#### [Exercise goal]
Pull out each line of the records holding the string "bank".

____

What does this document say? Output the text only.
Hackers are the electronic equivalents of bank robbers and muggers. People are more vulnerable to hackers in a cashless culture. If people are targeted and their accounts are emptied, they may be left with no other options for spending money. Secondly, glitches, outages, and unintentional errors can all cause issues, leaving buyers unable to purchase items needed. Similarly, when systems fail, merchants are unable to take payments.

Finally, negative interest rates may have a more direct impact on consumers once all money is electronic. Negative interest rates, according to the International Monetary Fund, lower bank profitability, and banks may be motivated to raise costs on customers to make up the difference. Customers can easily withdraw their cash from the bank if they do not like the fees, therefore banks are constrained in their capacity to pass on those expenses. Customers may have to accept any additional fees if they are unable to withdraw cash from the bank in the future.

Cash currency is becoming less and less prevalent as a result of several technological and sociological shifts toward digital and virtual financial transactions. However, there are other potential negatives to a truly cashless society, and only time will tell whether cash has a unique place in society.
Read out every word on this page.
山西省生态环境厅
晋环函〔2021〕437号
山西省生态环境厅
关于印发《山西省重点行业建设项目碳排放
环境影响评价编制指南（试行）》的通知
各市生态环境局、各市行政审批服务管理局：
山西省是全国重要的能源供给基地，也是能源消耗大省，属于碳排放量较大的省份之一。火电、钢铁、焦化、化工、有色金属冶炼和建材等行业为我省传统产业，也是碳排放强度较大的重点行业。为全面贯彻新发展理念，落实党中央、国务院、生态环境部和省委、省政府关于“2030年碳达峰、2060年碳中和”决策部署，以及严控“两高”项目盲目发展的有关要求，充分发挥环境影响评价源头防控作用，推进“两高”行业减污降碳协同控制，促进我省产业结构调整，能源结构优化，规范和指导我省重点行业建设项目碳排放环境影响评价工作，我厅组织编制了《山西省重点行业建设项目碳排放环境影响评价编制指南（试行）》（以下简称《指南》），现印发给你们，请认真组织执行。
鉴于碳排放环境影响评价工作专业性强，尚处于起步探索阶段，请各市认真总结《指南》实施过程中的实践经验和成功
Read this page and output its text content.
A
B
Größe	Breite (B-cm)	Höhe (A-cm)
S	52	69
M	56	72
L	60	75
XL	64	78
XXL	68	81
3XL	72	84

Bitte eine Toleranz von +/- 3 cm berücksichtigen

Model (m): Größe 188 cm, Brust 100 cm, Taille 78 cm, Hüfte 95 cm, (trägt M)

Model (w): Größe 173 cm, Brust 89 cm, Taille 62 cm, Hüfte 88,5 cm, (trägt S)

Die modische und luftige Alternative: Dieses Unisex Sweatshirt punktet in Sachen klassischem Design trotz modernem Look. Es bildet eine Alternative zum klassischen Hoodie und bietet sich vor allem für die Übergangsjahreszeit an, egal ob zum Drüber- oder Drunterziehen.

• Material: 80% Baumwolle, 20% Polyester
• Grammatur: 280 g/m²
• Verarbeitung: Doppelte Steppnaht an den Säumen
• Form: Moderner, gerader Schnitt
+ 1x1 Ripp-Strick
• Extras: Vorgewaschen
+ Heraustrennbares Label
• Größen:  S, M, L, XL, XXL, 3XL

____

#### [Expected output]
Hackers are the electronic equivalents of bank robbers and muggers. People are more vulnerable to hackers in a cashless culture. If people are targeted and their accounts are emptied, they may be left with no other options for spending money. Secondly, glitches, outages, and unintentional errors can all cause issues, leaving buyers unable to purchase items needed. Similarly, when systems fail, merchants are unable to take payments.
Finally, negative interest rates may have a more direct impact on consumers once all money is electronic. Negative interest rates, according to the International Monetary Fund, lower bank profitability, and banks may be motivated to raise costs on customers to make up the difference. Customers can easily withdraw their cash from the bank if they do not like the fees, therefore banks are constrained in their capacity to pass on those expenses. Customers may have to accept any additional fees if they are unable to withdraw cash from the bank in the future.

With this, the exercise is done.